▼
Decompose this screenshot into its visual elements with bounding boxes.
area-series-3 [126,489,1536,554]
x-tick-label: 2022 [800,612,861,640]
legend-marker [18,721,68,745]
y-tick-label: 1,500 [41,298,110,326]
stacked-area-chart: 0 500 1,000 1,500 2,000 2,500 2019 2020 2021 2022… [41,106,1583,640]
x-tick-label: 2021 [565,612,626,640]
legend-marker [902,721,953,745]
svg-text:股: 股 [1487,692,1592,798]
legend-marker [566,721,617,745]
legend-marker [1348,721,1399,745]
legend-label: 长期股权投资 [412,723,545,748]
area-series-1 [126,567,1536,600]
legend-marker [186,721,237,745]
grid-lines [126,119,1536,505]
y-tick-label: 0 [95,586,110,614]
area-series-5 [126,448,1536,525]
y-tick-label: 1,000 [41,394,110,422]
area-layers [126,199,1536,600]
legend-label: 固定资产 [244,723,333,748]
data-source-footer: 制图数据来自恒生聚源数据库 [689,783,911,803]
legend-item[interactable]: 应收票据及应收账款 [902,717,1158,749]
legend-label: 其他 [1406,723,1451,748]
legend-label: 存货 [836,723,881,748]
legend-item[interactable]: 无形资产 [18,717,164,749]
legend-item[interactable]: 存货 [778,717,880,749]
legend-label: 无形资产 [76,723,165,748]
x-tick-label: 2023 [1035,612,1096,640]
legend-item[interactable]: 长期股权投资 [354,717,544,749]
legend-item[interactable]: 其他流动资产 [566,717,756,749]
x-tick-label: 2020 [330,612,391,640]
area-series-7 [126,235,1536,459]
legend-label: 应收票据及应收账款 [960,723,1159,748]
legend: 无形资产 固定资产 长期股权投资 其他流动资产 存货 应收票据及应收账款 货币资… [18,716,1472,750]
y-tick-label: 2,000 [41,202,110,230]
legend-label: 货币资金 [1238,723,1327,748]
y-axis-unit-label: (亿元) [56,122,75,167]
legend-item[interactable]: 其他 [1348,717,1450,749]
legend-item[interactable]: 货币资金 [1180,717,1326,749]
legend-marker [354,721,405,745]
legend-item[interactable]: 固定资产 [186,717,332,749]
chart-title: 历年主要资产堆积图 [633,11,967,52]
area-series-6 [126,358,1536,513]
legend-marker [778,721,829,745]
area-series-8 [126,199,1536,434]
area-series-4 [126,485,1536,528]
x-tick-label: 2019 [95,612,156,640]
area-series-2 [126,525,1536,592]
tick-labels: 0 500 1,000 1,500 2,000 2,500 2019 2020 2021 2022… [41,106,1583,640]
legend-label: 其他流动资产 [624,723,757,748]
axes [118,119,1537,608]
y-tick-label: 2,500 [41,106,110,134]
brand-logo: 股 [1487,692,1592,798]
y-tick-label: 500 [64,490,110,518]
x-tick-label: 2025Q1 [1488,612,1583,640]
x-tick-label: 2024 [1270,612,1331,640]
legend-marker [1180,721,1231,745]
▲
# [Что сделать]
Перепишите все приведённые выше данные строка за строкой, ничего не меняя.

# [Правильный ответ]
Decompose this screenshot into its visual elements with bounding boxes.
area-series-3 [126,489,1536,554]
x-tick-label: 2022 [800,612,861,640]
legend-marker [18,721,68,745]
y-tick-label: 1,500 [41,298,110,326]
stacked-area-chart: 0 500 1,000 1,500 2,000 2,500 2019 2020 2021 2022… [41,106,1583,640]
x-tick-label: 2021 [565,612,626,640]
legend-marker [902,721,953,745]
svg-text:股: 股 [1487,692,1592,798]
legend-marker [566,721,617,745]
legend-marker [1348,721,1399,745]
legend-label: 长期股权投资 [412,723,545,748]
area-series-1 [126,567,1536,600]
legend-marker [186,721,237,745]
grid-lines [126,119,1536,505]
y-tick-label: 0 [95,586,110,614]
area-series-5 [126,448,1536,525]
y-tick-label: 1,000 [41,394,110,422]
area-layers [126,199,1536,600]
legend-label: 固定资产 [244,723,333,748]
data-source-footer: 制图数据来自恒生聚源数据库 [689,783,911,803]
legend-item[interactable]: 应收票据及应收账款 [902,717,1158,749]
legend-label: 其他 [1406,723,1451,748]
legend-label: 存货 [836,723,881,748]
legend-item[interactable]: 无形资产 [18,717,164,749]
legend-item[interactable]: 存货 [778,717,880,749]
legend-label: 无形资产 [76,723,165,748]
x-tick-label: 2023 [1035,612,1096,640]
legend-item[interactable]: 长期股权投资 [354,717,544,749]
legend-item[interactable]: 其他流动资产 [566,717,756,749]
x-tick-label: 2020 [330,612,391,640]
area-series-7 [126,235,1536,459]
legend-label: 应收票据及应收账款 [960,723,1159,748]
legend: 无形资产 固定资产 长期股权投资 其他流动资产 存货 应收票据及应收账款 货币资… [18,716,1472,750]
y-tick-label: 2,000 [41,202,110,230]
legend-label: 货币资金 [1238,723,1327,748]
y-axis-unit-label: (亿元) [56,122,75,167]
legend-item[interactable]: 其他 [1348,717,1450,749]
legend-item[interactable]: 货币资金 [1180,717,1326,749]
legend-marker [354,721,405,745]
legend-item[interactable]: 固定资产 [186,717,332,749]
chart-title: 历年主要资产堆积图 [633,11,967,52]
area-series-6 [126,358,1536,513]
legend-marker [778,721,829,745]
area-series-8 [126,199,1536,434]
area-series-4 [126,485,1536,528]
x-tick-label: 2019 [95,612,156,640]
area-series-2 [126,525,1536,592]
tick-labels: 0 500 1,000 1,500 2,000 2,500 2019 2020 2021 2022… [41,106,1583,640]
legend-label: 其他流动资产 [624,723,757,748]
axes [118,119,1537,608]
y-tick-label: 2,500 [41,106,110,134]
brand-logo: 股 [1487,692,1592,798]
y-tick-label: 500 [64,490,110,518]
x-tick-label: 2025Q1 [1488,612,1583,640]
x-tick-label: 2024 [1270,612,1331,640]
legend-marker [1180,721,1231,745]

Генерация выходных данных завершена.